Return the records in full, exactly as given.

# # # # #

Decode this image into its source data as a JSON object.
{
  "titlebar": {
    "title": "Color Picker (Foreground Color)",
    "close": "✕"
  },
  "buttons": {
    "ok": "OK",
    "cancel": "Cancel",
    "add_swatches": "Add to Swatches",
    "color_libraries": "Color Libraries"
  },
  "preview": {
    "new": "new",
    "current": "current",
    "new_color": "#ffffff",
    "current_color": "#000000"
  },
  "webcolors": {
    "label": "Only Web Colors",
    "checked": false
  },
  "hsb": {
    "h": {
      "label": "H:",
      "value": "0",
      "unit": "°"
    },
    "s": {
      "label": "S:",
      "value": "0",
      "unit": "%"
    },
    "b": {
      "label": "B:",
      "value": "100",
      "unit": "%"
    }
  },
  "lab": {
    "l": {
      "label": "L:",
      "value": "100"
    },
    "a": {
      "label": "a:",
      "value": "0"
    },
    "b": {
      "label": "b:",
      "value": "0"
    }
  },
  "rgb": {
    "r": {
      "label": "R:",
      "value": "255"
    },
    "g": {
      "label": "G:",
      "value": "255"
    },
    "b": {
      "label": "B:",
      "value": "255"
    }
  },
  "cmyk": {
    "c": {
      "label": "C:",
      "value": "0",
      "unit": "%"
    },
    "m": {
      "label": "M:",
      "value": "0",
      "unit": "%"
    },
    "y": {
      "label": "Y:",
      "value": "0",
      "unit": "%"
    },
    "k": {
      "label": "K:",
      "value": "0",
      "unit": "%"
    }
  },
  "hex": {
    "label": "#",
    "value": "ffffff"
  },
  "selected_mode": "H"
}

# # # # #

• TASK ANSWER:
Decode this image into its source data as a JSON object.
{
  "titlebar": {
    "title": "Color Picker (Foreground Color)",
    "close": "✕"
  },
  "buttons": {
    "ok": "OK",
    "cancel": "Cancel",
    "add_swatches": "Add to Swatches",
    "color_libraries": "Color Libraries"
  },
  "preview": {
    "new": "new",
    "current": "current",
    "new_color": "#ffffff",
    "current_color": "#000000"
  },
  "webcolors": {
    "label": "Only Web Colors",
    "checked": false
  },
  "hsb": {
    "h": {
      "label": "H:",
      "value": "0",
      "unit": "°"
    },
    "s": {
      "label": "S:",
      "value": "0",
      "unit": "%"
    },
    "b": {
      "label": "B:",
      "value": "100",
      "unit": "%"
    }
  },
  "lab": {
    "l": {
      "label": "L:",
      "value": "100"
    },
    "a": {
      "label": "a:",
      "value": "0"
    },
    "b": {
      "label": "b:",
      "value": "0"
    }
  },
  "rgb": {
    "r": {
      "label": "R:",
      "value": "255"
    },
    "g": {
      "label": "G:",
      "value": "255"
    },
    "b": {
      "label": "B:",
      "value": "255"
    }
  },
  "cmyk": {
    "c": {
      "label": "C:",
      "value": "0",
      "unit": "%"
    },
    "m": {
      "label": "M:",
      "value": "0",
      "unit": "%"
    },
    "y": {
      "label": "Y:",
      "value": "0",
      "unit": "%"
    },
    "k": {
      "label": "K:",
      "value": "0",
      "unit": "%"
    }
  },
  "hex": {
    "label": "#",
    "value": "ffffff"
  },
  "selected_mode": "H"
}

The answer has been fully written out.